__Instructions to follow__: Could you copy every line from the material below in which "beide" appears?

__Material supplied__:
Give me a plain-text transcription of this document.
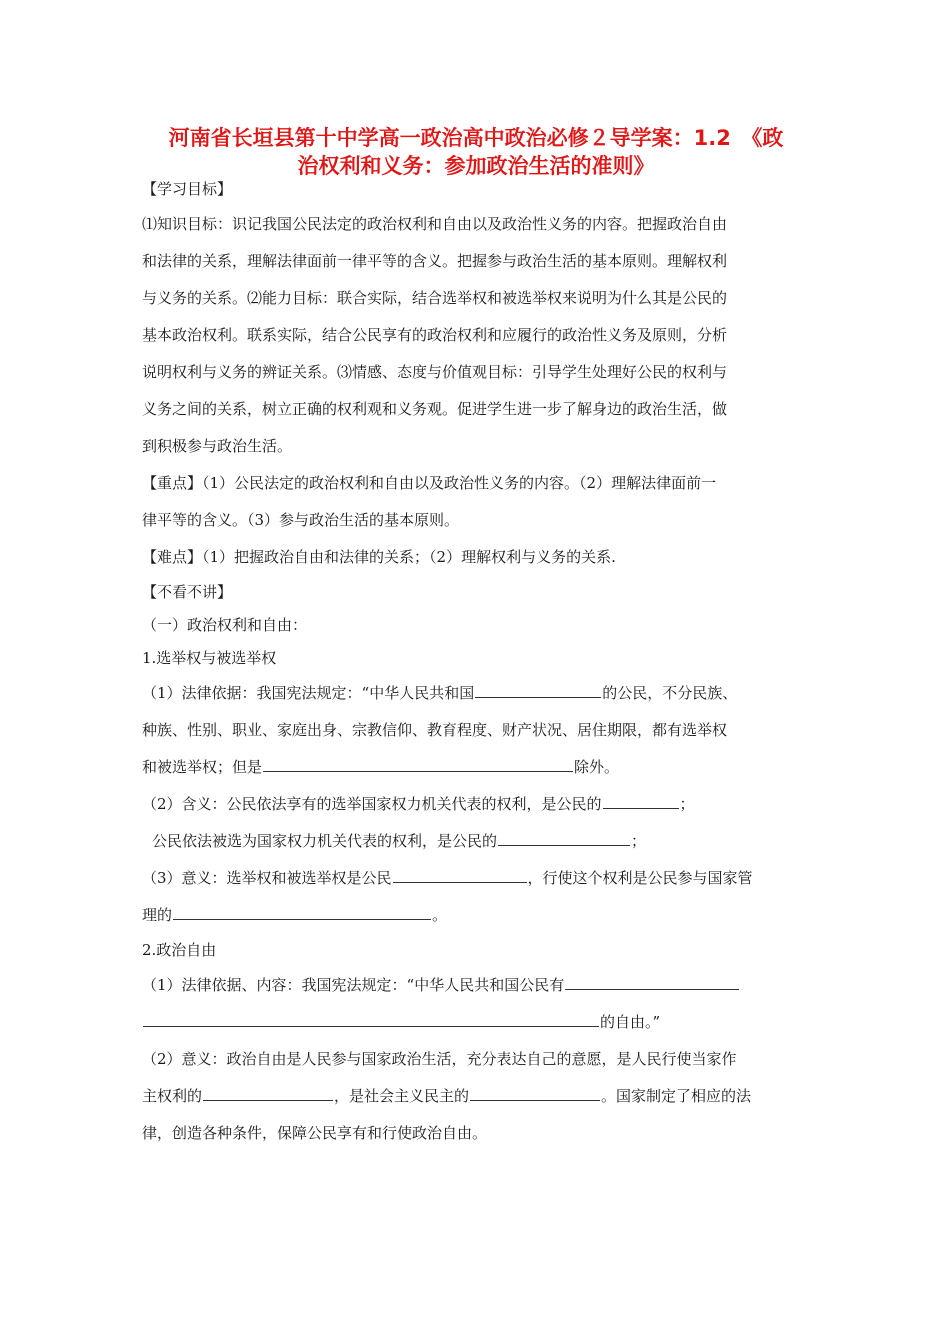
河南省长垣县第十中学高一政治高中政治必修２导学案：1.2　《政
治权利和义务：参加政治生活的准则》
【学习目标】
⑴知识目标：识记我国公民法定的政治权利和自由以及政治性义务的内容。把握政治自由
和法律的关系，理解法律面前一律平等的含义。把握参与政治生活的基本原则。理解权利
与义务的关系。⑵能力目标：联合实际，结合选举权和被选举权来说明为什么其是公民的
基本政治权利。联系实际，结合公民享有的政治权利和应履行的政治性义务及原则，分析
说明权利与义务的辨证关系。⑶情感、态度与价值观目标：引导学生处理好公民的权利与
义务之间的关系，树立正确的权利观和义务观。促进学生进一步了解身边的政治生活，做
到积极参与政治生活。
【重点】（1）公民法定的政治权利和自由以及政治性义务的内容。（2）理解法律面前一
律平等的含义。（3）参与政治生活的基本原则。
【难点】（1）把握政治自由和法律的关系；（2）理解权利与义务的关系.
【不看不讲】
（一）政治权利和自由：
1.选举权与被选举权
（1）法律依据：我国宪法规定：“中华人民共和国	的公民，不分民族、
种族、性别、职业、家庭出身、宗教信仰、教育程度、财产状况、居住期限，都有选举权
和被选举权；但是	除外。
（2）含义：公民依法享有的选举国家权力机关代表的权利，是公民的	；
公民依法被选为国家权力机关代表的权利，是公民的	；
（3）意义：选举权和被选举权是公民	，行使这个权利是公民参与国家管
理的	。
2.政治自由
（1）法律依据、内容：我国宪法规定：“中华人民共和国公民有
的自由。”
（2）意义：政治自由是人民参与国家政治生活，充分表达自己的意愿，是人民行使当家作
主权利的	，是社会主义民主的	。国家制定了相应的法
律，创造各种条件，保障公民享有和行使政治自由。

==

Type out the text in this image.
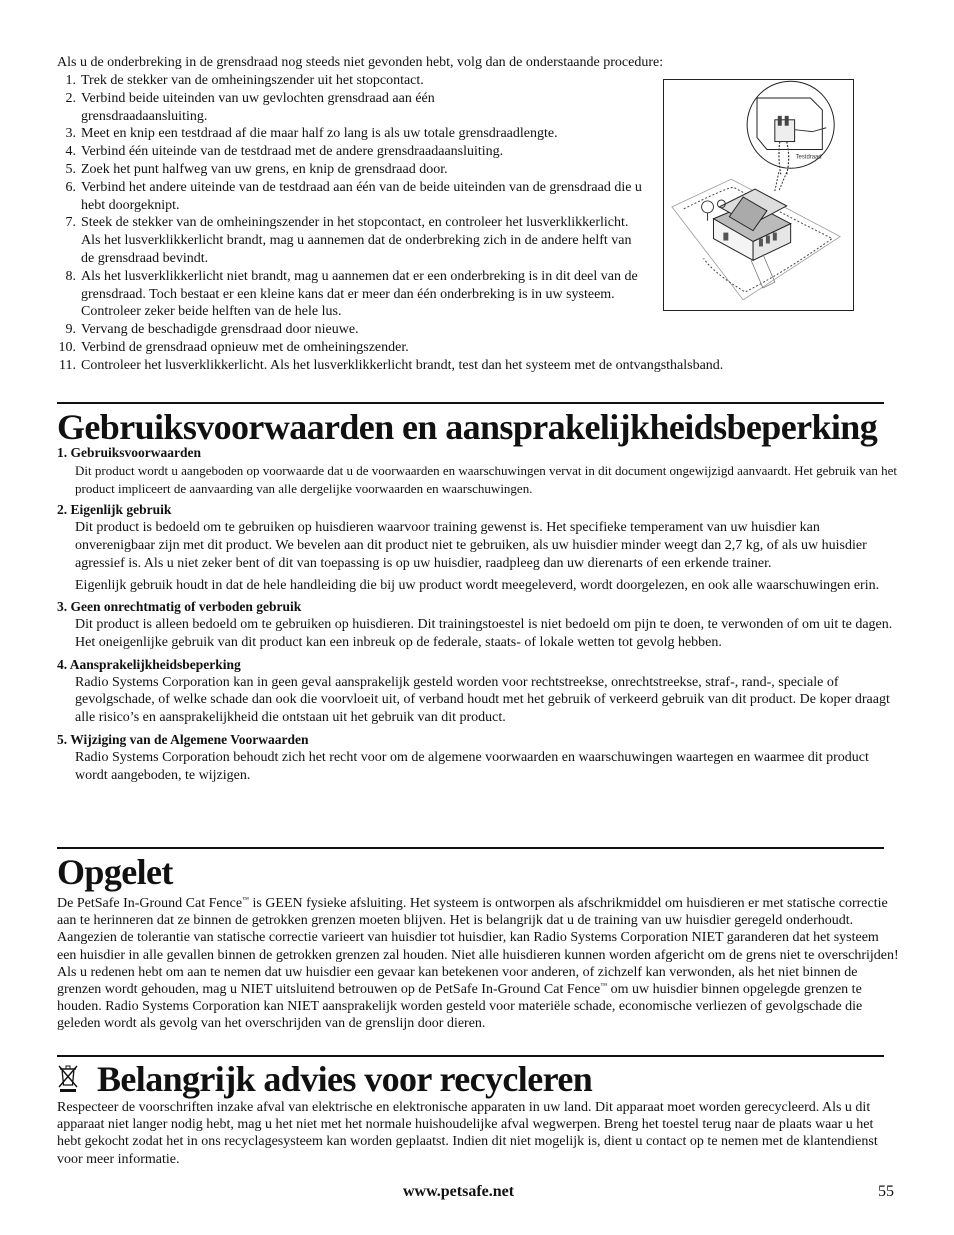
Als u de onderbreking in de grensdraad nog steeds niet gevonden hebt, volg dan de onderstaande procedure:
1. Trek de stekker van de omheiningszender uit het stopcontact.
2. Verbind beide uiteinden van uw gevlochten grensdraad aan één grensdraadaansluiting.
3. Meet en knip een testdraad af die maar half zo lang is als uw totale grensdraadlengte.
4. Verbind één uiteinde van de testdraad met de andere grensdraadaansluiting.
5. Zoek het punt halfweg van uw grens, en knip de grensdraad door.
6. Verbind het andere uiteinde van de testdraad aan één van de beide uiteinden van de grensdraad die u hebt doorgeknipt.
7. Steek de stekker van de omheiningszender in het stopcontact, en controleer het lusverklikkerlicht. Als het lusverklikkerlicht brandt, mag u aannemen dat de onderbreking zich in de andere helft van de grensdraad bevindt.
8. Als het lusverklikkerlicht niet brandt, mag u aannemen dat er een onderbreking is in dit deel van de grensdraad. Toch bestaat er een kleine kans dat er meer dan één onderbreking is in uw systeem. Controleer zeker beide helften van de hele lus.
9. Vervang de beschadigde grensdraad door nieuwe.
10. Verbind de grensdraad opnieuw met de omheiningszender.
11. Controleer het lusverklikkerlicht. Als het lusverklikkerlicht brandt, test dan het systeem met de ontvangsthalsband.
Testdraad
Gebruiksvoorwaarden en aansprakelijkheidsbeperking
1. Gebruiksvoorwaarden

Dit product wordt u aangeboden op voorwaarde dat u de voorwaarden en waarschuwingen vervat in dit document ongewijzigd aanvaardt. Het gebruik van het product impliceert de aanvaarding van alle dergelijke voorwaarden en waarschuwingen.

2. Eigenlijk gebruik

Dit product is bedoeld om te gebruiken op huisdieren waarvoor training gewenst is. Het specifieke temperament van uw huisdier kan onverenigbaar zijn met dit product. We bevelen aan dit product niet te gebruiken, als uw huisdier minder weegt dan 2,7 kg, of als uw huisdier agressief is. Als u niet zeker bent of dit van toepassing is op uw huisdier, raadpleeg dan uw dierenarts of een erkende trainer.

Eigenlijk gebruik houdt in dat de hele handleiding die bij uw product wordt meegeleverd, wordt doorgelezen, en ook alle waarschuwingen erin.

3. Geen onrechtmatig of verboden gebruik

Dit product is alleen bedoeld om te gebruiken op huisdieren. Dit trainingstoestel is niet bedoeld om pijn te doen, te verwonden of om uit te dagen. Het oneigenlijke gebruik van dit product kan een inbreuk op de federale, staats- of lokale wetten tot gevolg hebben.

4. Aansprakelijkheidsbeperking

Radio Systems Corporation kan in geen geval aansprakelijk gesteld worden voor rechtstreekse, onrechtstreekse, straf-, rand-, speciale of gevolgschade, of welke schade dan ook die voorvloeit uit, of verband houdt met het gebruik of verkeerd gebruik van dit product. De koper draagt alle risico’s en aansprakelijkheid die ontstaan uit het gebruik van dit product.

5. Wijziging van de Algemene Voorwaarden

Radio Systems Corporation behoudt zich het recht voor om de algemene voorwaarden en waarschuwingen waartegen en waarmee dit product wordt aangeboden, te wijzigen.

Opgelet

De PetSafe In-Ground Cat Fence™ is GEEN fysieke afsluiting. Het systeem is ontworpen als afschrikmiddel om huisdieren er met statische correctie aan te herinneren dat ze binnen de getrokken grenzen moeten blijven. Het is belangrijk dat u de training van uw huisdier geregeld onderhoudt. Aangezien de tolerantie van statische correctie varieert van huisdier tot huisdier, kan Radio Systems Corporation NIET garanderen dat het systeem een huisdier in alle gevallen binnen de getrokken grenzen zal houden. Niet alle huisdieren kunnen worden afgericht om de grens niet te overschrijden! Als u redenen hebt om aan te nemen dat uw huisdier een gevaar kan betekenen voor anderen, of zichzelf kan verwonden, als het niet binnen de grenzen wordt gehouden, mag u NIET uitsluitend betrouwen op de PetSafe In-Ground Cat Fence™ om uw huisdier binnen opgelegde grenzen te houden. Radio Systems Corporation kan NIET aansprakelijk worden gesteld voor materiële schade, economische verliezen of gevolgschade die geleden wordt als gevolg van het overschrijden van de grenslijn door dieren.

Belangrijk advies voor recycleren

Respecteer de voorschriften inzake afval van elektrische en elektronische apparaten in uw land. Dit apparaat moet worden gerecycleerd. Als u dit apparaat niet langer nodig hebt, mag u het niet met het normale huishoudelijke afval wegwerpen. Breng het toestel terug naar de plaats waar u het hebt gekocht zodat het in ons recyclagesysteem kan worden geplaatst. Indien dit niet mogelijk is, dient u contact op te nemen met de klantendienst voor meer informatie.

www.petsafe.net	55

__The completed task__:
2. Verbind beide uiteinden van uw gevlochten grensdraad aan één grensdraadaansluiting.
6. Verbind het andere uiteinde van de testdraad aan één van de beide uiteinden van de grensdraad die u hebt doorgeknipt.
8. Als het lusverklikkerlicht niet brandt, mag u aannemen dat er een onderbreking is in dit deel van de grensdraad. Toch bestaat er een kleine kans dat er meer dan één onderbreking is in uw systeem. Controleer zeker beide helften van de hele lus.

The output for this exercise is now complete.